- [Records shown]
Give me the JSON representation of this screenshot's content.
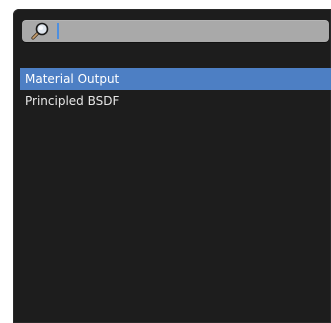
{
  "search": {
    "value": "",
    "placeholder": "",
    "icon": "search-icon"
  },
  "colors": {
    "panel_bg": "#1d1d1d",
    "search_bg": "#a9a9a9",
    "selection": "#4d7fc4",
    "caret": "#4d8fe0"
  },
  "list": {
    "items": [
      {
        "label": "Material Output",
        "selected": true
      },
      {
        "label": "Principled BSDF",
        "selected": false
      }
    ]
  }
}
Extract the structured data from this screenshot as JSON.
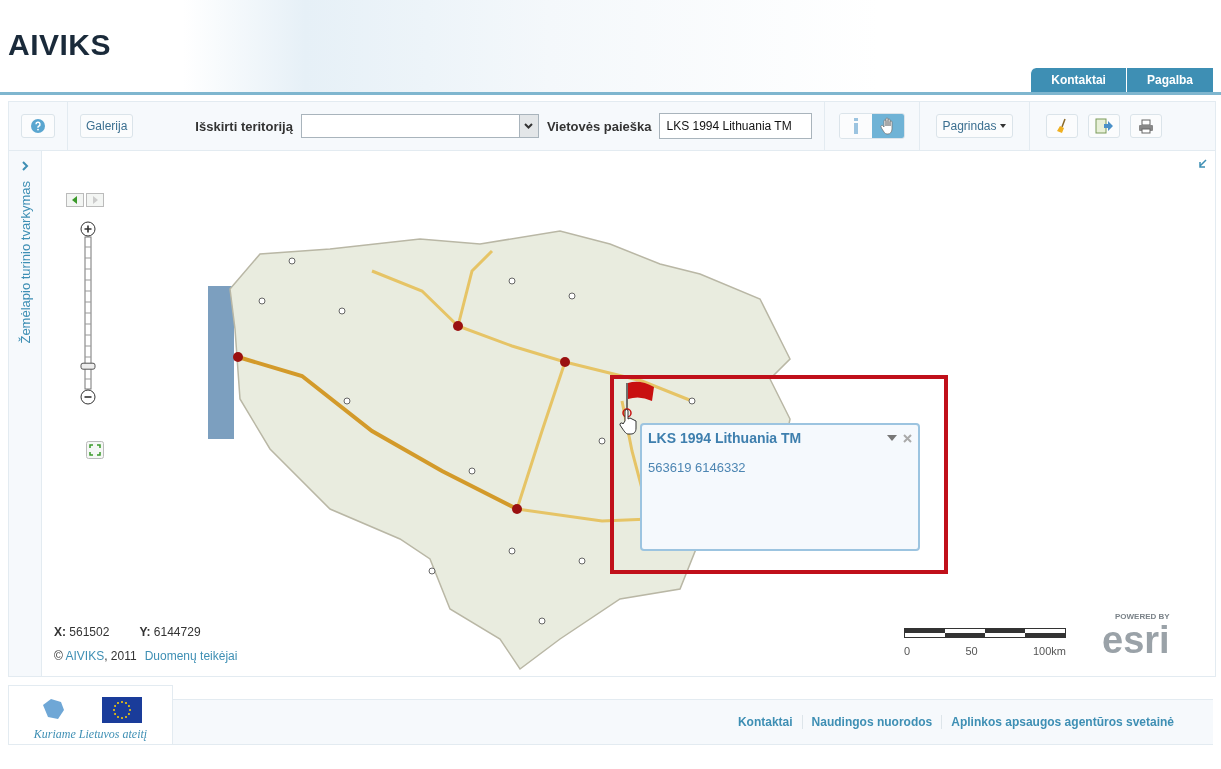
{
  "header": {
    "logo": "AIVIKS",
    "tabs": [
      {
        "label": "Kontaktai"
      },
      {
        "label": "Pagalba"
      }
    ]
  },
  "toolbar": {
    "gallery_button": "Galerija",
    "territory_label": "Išskirti teritoriją",
    "search_label": "Vietovės paieška",
    "search_value": "LKS 1994 Lithuania TM",
    "tools": [
      {
        "kind": "identify",
        "selected": false
      },
      {
        "kind": "pan",
        "selected": true
      }
    ],
    "basemap_button": "Pagrindas"
  },
  "side_panel": {
    "label": "Žemėlapio turinio tvarkymas",
    "expanded": false
  },
  "map": {
    "zoom_slider": {
      "level": 0.15
    },
    "popup": {
      "title": "LKS 1994 Lithuania TM",
      "text": "563619 6146332"
    },
    "coordinates": {
      "x_label": "X:",
      "x_value": "561502",
      "y_label": "Y:",
      "y_value": "6144729"
    },
    "copyright": {
      "symbol": "©",
      "owner": "AIVIKS",
      "year": ", 2011",
      "providers_link": "Duomenų teikėjai"
    },
    "scale_bar": {
      "labels": [
        "0",
        "50",
        "100km"
      ]
    },
    "esri_logo": {
      "powered_by": "POWERED BY",
      "name": "esri"
    }
  },
  "footer": {
    "slogan": "Kuriame Lietuvos ateitį",
    "links": [
      "Kontaktai",
      "Naudingos nuorodos",
      "Aplinkos apsaugos agentūros svetainė"
    ]
  }
}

- [Requirement]
Every record above should be written out again without change, except that the pictures are left out.

- [Correct response]
Give me the JSON representation of this screenshot's content.
{
  "search": {
    "value": "",
    "placeholder": "",
    "icon": "search-icon"
  },
  "colors": {
    "panel_bg": "#1d1d1d",
    "search_bg": "#a9a9a9",
    "selection": "#4d7fc4",
    "caret": "#4d8fe0"
  },
  "list": {
    "items": [
      {
        "label": "Material Output",
        "selected": true
      },
      {
        "label": "Principled BSDF",
        "selected": false
      }
    ]
  }
}
Extract the structured data from this screenshot as JSON.
{
  "header": {
    "logo": "AIVIKS",
    "tabs": [
      {
        "label": "Kontaktai"
      },
      {
        "label": "Pagalba"
      }
    ]
  },
  "toolbar": {
    "gallery_button": "Galerija",
    "territory_label": "Išskirti teritoriją",
    "search_label": "Vietovės paieška",
    "search_value": "LKS 1994 Lithuania TM",
    "tools": [
      {
        "kind": "identify",
        "selected": false
      },
      {
        "kind": "pan",
        "selected": true
      }
    ],
    "basemap_button": "Pagrindas"
  },
  "side_panel": {
    "label": "Žemėlapio turinio tvarkymas",
    "expanded": false
  },
  "map": {
    "zoom_slider": {
      "level": 0.15
    },
    "popup": {
      "title": "LKS 1994 Lithuania TM",
      "text": "563619 6146332"
    },
    "coordinates": {
      "x_label": "X:",
      "x_value": "561502",
      "y_label": "Y:",
      "y_value": "6144729"
    },
    "copyright": {
      "symbol": "©",
      "owner": "AIVIKS",
      "year": ", 2011",
      "providers_link": "Duomenų teikėjai"
    },
    "scale_bar": {
      "labels": [
        "0",
        "50",
        "100km"
      ]
    },
    "esri_logo": {
      "powered_by": "POWERED BY",
      "name": "esri"
    }
  },
  "footer": {
    "slogan": "Kuriame Lietuvos ateitį",
    "links": [
      "Kontaktai",
      "Naudingos nuorodos",
      "Aplinkos apsaugos agentūros svetainė"
    ]
  }
}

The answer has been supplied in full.